| Exercise description |
Take each line that has the word "isHardcover" and return it.

Records from a data collection:

* * *

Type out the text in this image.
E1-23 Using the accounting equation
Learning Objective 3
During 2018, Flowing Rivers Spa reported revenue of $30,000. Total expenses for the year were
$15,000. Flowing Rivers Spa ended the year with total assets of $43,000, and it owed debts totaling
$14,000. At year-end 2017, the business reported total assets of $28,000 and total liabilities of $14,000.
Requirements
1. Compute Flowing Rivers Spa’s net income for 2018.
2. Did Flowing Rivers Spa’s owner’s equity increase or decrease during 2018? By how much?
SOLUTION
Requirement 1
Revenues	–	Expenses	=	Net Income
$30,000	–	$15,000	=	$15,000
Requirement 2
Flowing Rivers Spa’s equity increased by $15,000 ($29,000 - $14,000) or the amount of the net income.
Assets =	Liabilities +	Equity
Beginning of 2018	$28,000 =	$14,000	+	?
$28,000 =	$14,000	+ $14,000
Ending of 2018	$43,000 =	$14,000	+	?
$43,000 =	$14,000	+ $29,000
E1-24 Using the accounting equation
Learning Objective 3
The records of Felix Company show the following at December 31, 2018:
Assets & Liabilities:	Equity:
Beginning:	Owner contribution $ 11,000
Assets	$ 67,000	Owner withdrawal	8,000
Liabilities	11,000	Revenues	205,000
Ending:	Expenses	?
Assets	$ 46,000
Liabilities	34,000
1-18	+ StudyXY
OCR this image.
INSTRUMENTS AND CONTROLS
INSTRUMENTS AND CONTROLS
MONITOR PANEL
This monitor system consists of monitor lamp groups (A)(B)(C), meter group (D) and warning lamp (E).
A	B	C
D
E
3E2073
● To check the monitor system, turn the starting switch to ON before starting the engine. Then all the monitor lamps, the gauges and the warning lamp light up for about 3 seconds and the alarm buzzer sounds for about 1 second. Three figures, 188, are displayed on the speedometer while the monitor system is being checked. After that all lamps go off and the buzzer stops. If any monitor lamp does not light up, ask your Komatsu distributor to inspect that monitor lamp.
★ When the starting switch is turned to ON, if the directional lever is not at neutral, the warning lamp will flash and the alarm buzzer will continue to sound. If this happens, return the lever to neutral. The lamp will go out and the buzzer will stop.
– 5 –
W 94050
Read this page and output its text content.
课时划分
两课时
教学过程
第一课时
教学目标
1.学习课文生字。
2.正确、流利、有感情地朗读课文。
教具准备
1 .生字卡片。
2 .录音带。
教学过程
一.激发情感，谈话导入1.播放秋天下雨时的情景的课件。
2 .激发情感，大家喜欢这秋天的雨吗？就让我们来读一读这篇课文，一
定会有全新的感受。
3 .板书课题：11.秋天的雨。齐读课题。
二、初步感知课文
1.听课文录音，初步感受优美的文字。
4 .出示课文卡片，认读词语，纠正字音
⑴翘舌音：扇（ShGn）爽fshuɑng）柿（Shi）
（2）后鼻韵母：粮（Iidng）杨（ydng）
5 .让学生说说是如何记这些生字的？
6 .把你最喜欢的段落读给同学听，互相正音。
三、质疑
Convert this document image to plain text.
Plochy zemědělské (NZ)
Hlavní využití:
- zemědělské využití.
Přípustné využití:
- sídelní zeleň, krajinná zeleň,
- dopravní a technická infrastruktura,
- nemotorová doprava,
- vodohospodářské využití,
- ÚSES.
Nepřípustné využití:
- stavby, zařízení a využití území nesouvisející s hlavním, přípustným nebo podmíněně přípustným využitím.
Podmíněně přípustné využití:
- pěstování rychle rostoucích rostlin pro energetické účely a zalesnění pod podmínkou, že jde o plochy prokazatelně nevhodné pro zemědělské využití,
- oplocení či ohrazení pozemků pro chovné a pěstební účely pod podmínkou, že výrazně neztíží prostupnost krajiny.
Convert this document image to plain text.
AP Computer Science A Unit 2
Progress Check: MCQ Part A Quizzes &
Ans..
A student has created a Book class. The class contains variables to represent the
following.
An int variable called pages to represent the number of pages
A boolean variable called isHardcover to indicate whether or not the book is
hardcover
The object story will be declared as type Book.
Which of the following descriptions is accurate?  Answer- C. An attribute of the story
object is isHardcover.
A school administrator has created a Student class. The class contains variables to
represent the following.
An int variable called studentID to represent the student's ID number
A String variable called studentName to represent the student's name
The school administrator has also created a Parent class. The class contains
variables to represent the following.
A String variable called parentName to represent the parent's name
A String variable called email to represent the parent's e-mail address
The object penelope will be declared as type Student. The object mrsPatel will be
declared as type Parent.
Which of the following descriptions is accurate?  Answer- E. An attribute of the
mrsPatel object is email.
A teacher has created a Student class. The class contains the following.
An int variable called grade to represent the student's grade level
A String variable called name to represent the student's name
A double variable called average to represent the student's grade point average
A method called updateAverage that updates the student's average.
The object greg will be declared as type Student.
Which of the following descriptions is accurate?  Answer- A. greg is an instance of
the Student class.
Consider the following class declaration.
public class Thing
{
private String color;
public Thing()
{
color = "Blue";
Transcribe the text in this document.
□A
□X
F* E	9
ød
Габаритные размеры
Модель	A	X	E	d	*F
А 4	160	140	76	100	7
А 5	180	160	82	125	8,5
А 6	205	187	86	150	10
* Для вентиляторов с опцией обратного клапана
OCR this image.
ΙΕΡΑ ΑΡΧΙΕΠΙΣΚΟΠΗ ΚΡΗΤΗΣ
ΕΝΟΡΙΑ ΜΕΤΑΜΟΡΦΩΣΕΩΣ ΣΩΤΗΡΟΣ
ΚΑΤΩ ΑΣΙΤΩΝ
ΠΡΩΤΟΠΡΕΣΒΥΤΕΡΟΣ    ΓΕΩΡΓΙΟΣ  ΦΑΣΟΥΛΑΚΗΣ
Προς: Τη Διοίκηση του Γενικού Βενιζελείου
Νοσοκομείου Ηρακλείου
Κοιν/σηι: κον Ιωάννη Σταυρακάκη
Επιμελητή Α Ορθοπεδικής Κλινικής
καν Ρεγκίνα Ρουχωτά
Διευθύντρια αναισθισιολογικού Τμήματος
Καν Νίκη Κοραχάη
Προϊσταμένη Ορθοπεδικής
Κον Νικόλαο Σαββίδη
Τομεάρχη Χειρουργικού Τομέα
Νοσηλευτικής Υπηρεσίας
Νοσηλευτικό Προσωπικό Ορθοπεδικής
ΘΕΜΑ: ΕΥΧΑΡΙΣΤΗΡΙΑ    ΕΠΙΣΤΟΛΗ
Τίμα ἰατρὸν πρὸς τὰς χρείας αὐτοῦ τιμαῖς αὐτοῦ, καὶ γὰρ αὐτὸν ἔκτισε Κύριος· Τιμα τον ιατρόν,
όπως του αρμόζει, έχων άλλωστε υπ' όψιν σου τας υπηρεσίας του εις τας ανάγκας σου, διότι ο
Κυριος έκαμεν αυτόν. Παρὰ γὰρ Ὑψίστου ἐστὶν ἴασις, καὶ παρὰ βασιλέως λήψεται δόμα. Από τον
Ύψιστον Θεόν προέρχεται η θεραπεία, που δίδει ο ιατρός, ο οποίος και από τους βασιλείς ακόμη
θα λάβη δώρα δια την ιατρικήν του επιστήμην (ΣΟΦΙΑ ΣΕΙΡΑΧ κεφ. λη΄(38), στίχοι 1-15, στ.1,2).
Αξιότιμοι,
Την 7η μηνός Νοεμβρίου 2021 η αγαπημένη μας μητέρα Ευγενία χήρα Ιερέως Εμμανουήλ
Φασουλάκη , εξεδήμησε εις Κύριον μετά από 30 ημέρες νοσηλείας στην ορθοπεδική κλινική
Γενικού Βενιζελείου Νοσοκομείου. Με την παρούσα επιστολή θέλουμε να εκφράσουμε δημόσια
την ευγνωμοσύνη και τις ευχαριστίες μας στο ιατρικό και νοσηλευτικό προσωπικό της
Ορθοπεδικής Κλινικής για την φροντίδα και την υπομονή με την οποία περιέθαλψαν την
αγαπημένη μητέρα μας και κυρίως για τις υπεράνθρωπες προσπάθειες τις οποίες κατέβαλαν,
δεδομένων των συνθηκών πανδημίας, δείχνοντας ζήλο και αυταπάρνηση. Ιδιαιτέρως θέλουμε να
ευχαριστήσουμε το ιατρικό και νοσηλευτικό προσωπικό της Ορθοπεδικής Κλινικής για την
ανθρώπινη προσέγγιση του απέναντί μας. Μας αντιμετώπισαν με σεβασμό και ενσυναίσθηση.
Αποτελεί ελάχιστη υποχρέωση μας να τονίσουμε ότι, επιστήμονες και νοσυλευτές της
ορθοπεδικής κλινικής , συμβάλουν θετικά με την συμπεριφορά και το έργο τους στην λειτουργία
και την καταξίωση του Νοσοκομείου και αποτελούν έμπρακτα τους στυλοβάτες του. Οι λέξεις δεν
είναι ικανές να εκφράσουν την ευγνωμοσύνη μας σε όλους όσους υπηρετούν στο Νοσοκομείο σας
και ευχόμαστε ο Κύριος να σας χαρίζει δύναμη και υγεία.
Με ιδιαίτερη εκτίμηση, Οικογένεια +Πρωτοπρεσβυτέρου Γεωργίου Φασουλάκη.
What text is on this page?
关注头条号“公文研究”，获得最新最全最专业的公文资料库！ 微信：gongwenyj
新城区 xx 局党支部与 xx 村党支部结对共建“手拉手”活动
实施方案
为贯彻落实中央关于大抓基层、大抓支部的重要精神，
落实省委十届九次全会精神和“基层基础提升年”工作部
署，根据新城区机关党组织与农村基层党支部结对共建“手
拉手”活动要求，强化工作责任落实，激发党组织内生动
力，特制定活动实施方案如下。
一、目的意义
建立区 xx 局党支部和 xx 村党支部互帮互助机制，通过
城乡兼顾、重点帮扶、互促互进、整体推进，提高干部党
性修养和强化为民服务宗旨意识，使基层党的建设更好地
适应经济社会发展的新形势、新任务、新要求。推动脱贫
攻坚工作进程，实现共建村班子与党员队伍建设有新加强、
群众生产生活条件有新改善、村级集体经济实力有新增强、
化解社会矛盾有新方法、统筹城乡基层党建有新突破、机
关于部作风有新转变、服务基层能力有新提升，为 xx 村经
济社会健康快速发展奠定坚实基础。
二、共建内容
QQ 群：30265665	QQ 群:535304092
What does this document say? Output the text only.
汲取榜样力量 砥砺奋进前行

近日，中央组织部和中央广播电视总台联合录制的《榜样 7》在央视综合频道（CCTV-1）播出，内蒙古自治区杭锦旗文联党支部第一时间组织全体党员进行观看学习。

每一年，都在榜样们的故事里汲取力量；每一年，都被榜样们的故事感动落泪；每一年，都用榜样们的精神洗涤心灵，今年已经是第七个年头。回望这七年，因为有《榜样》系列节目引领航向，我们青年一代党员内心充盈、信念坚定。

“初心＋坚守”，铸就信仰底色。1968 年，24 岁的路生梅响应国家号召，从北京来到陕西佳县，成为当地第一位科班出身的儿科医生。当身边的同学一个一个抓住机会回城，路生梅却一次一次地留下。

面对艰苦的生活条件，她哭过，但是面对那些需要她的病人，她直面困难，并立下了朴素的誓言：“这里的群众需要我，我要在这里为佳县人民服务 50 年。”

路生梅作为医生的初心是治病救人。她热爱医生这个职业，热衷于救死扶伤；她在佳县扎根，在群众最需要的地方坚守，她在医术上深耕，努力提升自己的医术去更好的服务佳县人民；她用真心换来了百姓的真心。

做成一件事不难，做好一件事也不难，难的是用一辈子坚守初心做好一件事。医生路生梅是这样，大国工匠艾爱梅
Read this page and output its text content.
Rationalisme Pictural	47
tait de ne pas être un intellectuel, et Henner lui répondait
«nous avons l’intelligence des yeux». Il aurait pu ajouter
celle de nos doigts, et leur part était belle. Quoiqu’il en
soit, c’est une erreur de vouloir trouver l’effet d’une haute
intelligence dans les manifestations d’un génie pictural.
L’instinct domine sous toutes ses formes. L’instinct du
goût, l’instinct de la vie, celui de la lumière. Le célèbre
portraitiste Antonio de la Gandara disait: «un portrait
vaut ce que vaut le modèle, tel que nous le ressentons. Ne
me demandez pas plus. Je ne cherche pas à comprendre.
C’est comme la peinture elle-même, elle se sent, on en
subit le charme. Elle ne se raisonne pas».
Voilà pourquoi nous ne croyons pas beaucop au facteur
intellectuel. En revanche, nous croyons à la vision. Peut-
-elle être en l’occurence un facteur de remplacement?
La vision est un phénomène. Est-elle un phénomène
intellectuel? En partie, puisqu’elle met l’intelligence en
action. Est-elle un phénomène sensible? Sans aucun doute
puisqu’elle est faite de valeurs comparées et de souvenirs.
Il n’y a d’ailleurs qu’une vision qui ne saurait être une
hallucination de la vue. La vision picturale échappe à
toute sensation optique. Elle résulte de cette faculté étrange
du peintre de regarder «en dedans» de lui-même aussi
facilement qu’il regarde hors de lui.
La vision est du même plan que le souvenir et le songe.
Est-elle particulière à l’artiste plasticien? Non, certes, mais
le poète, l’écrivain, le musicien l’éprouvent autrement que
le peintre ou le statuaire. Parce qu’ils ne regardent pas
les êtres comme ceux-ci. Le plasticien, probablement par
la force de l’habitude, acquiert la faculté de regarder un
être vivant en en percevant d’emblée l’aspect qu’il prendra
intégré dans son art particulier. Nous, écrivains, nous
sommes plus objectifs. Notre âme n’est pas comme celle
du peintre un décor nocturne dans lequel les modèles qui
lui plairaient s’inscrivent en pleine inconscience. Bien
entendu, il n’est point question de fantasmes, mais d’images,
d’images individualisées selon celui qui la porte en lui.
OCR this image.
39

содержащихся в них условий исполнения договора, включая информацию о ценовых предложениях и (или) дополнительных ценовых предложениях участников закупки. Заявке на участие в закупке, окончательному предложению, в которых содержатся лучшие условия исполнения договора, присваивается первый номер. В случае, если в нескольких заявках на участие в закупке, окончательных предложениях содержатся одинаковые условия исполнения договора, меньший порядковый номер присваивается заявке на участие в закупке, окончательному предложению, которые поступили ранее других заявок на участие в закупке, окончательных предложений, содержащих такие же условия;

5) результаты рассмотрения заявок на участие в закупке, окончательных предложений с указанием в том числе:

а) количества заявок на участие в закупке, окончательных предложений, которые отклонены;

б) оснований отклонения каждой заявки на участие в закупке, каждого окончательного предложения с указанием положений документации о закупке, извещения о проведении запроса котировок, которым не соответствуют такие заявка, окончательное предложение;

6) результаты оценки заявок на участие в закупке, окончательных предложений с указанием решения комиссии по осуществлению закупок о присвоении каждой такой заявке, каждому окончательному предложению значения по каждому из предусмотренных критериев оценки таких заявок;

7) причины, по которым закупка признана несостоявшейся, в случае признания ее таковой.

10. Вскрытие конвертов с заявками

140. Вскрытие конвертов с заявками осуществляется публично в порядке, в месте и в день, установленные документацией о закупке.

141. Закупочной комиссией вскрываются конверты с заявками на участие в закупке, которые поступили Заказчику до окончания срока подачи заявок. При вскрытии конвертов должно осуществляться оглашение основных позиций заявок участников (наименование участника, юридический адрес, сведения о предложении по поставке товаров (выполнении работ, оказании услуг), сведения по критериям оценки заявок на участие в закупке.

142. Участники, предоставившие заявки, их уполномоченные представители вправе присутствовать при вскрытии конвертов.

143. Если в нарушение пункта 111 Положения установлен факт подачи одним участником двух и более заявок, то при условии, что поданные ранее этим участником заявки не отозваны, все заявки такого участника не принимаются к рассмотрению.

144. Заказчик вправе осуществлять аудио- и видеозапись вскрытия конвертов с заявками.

* * *

| Exercise solution |
A boolean variable called isHardcover to indicate whether or not the book is
object is isHardcover.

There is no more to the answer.